### Material
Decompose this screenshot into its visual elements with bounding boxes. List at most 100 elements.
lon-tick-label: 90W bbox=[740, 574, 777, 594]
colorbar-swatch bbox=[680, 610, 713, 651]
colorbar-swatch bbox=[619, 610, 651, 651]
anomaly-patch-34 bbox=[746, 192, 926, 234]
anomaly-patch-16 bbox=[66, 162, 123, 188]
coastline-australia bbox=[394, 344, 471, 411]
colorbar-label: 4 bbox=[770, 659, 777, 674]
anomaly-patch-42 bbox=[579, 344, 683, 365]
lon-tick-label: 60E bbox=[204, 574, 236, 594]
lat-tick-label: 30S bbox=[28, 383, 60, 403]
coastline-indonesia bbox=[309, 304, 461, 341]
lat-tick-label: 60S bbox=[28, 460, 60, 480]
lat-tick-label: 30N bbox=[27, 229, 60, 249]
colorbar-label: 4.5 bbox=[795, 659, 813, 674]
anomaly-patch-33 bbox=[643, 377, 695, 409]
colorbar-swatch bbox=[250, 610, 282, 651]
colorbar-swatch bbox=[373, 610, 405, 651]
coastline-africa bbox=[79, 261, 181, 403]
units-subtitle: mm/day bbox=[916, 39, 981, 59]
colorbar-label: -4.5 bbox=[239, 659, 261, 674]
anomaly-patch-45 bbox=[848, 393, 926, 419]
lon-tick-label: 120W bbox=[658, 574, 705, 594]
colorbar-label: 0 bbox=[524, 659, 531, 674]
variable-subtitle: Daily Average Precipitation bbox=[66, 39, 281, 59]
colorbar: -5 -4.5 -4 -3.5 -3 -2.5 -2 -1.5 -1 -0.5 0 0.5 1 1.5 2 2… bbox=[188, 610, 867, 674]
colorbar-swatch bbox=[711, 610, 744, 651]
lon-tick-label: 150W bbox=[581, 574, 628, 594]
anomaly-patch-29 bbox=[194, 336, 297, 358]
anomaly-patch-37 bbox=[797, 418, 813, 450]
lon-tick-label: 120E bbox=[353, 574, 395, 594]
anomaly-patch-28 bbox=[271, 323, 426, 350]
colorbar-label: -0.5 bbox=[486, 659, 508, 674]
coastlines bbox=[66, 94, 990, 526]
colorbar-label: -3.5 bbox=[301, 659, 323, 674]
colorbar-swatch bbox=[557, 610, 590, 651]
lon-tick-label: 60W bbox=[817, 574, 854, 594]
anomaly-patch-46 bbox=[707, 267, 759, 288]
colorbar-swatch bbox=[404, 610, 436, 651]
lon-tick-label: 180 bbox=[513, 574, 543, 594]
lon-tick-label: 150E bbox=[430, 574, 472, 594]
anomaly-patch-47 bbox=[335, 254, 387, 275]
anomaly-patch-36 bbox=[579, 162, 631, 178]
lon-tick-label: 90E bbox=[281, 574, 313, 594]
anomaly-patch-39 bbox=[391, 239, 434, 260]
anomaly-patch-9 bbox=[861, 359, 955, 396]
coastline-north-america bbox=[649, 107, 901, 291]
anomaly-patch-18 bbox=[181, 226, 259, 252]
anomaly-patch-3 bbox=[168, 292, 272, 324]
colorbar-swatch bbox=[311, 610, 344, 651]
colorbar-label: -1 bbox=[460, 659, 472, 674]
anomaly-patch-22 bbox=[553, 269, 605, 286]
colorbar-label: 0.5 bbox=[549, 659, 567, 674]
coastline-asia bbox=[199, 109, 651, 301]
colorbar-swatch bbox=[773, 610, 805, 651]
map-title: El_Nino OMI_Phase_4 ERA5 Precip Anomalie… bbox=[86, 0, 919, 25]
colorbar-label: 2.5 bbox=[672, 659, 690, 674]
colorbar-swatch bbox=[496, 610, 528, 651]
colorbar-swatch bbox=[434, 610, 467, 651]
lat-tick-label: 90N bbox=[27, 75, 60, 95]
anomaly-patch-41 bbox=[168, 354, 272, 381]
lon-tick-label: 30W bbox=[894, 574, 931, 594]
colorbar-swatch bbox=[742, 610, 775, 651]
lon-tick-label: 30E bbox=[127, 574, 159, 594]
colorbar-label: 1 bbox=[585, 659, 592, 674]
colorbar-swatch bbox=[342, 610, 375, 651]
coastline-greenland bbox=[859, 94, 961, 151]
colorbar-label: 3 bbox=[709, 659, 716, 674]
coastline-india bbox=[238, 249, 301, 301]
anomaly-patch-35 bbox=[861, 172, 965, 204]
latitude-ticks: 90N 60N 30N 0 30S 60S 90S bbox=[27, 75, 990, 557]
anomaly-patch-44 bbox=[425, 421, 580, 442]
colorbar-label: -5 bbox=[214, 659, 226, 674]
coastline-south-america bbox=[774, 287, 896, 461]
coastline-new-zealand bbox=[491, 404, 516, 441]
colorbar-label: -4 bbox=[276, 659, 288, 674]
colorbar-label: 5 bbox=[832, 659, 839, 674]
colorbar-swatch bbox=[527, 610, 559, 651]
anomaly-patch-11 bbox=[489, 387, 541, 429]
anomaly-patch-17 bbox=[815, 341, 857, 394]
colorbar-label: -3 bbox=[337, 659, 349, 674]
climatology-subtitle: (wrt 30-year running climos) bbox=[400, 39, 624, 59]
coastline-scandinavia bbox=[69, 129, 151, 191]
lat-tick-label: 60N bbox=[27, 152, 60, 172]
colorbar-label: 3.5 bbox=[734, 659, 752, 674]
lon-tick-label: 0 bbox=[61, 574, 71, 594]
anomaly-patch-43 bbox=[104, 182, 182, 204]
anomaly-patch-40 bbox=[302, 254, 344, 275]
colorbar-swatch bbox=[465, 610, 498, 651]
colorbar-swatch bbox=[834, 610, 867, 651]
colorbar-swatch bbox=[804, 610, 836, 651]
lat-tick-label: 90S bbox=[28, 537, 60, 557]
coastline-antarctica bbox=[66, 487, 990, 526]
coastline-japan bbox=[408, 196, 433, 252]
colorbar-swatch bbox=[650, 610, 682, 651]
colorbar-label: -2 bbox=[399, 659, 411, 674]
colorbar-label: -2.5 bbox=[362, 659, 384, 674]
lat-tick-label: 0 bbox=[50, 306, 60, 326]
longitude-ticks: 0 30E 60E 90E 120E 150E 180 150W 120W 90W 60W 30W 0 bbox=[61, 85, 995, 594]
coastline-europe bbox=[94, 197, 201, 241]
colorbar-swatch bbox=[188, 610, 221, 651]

### Required task
Rewrite all of the material, swapping "lon-tick-label" for "longitude-label" wherever it occurs and leaving everything else unchanged.

### Result below
Decompose this screenshot into its visual elements with bounding boxes. List at most 100 elements.
longitude-label: 90W bbox=[740, 574, 777, 594]
colorbar-swatch bbox=[680, 610, 713, 651]
colorbar-swatch bbox=[619, 610, 651, 651]
anomaly-patch-34 bbox=[746, 192, 926, 234]
anomaly-patch-16 bbox=[66, 162, 123, 188]
coastline-australia bbox=[394, 344, 471, 411]
colorbar-label: 4 bbox=[770, 659, 777, 674]
anomaly-patch-42 bbox=[579, 344, 683, 365]
longitude-label: 60E bbox=[204, 574, 236, 594]
lat-tick-label: 30S bbox=[28, 383, 60, 403]
coastline-indonesia bbox=[309, 304, 461, 341]
lat-tick-label: 60S bbox=[28, 460, 60, 480]
lat-tick-label: 30N bbox=[27, 229, 60, 249]
colorbar-label: 4.5 bbox=[795, 659, 813, 674]
anomaly-patch-33 bbox=[643, 377, 695, 409]
colorbar-swatch bbox=[250, 610, 282, 651]
colorbar-swatch bbox=[373, 610, 405, 651]
coastline-africa bbox=[79, 261, 181, 403]
units-subtitle: mm/day bbox=[916, 39, 981, 59]
colorbar-label: -4.5 bbox=[239, 659, 261, 674]
anomaly-patch-45 bbox=[848, 393, 926, 419]
longitude-label: 120W bbox=[658, 574, 705, 594]
colorbar-label: 0 bbox=[524, 659, 531, 674]
variable-subtitle: Daily Average Precipitation bbox=[66, 39, 281, 59]
colorbar: -5 -4.5 -4 -3.5 -3 -2.5 -2 -1.5 -1 -0.5 0 0.5 1 1.5 2 2… bbox=[188, 610, 867, 674]
colorbar-swatch bbox=[711, 610, 744, 651]
longitude-label: 150W bbox=[581, 574, 628, 594]
anomaly-patch-29 bbox=[194, 336, 297, 358]
anomaly-patch-37 bbox=[797, 418, 813, 450]
longitude-label: 120E bbox=[353, 574, 395, 594]
anomaly-patch-28 bbox=[271, 323, 426, 350]
colorbar-label: -0.5 bbox=[486, 659, 508, 674]
coastlines bbox=[66, 94, 990, 526]
colorbar-label: -3.5 bbox=[301, 659, 323, 674]
colorbar-swatch bbox=[557, 610, 590, 651]
longitude-label: 60W bbox=[817, 574, 854, 594]
anomaly-patch-46 bbox=[707, 267, 759, 288]
colorbar-swatch bbox=[404, 610, 436, 651]
longitude-label: 180 bbox=[513, 574, 543, 594]
longitude-label: 150E bbox=[430, 574, 472, 594]
anomaly-patch-47 bbox=[335, 254, 387, 275]
anomaly-patch-36 bbox=[579, 162, 631, 178]
longitude-label: 90E bbox=[281, 574, 313, 594]
anomaly-patch-39 bbox=[391, 239, 434, 260]
anomaly-patch-9 bbox=[861, 359, 955, 396]
coastline-north-america bbox=[649, 107, 901, 291]
anomaly-patch-18 bbox=[181, 226, 259, 252]
anomaly-patch-3 bbox=[168, 292, 272, 324]
colorbar-swatch bbox=[311, 610, 344, 651]
colorbar-label: -1 bbox=[460, 659, 472, 674]
anomaly-patch-22 bbox=[553, 269, 605, 286]
colorbar-label: 0.5 bbox=[549, 659, 567, 674]
coastline-asia bbox=[199, 109, 651, 301]
colorbar-swatch bbox=[773, 610, 805, 651]
map-title: El_Nino OMI_Phase_4 ERA5 Precip Anomalie… bbox=[86, 0, 919, 25]
colorbar-label: 2.5 bbox=[672, 659, 690, 674]
colorbar-swatch bbox=[496, 610, 528, 651]
colorbar-swatch bbox=[434, 610, 467, 651]
lat-tick-label: 90N bbox=[27, 75, 60, 95]
anomaly-patch-41 bbox=[168, 354, 272, 381]
longitude-label: 30W bbox=[894, 574, 931, 594]
colorbar-swatch bbox=[742, 610, 775, 651]
longitude-label: 30E bbox=[127, 574, 159, 594]
colorbar-label: 1 bbox=[585, 659, 592, 674]
colorbar-swatch bbox=[342, 610, 375, 651]
coastline-greenland bbox=[859, 94, 961, 151]
colorbar-label: 3 bbox=[709, 659, 716, 674]
coastline-india bbox=[238, 249, 301, 301]
anomaly-patch-35 bbox=[861, 172, 965, 204]
latitude-ticks: 90N 60N 30N 0 30S 60S 90S bbox=[27, 75, 990, 557]
anomaly-patch-44 bbox=[425, 421, 580, 442]
colorbar-label: -5 bbox=[214, 659, 226, 674]
coastline-south-america bbox=[774, 287, 896, 461]
coastline-new-zealand bbox=[491, 404, 516, 441]
colorbar-label: -4 bbox=[276, 659, 288, 674]
colorbar-label: 5 bbox=[832, 659, 839, 674]
colorbar-swatch bbox=[527, 610, 559, 651]
anomaly-patch-11 bbox=[489, 387, 541, 429]
anomaly-patch-17 bbox=[815, 341, 857, 394]
colorbar-label: -3 bbox=[337, 659, 349, 674]
climatology-subtitle: (wrt 30-year running climos) bbox=[400, 39, 624, 59]
coastline-scandinavia bbox=[69, 129, 151, 191]
lat-tick-label: 60N bbox=[27, 152, 60, 172]
colorbar-label: 3.5 bbox=[734, 659, 752, 674]
longitude-label: 0 bbox=[61, 574, 71, 594]
anomaly-patch-43 bbox=[104, 182, 182, 204]
anomaly-patch-40 bbox=[302, 254, 344, 275]
colorbar-swatch bbox=[465, 610, 498, 651]
colorbar-swatch bbox=[834, 610, 867, 651]
colorbar-swatch bbox=[804, 610, 836, 651]
lat-tick-label: 90S bbox=[28, 537, 60, 557]
coastline-antarctica bbox=[66, 487, 990, 526]
coastline-japan bbox=[408, 196, 433, 252]
colorbar-swatch bbox=[650, 610, 682, 651]
colorbar-label: -2 bbox=[399, 659, 411, 674]
colorbar-label: -2.5 bbox=[362, 659, 384, 674]
lat-tick-label: 0 bbox=[50, 306, 60, 326]
longitude-ticks: 0 30E 60E 90E 120E 150E 180 150W 120W 90W 60W 30W 0 bbox=[61, 85, 995, 594]
coastline-europe bbox=[94, 197, 201, 241]
colorbar-swatch bbox=[188, 610, 221, 651]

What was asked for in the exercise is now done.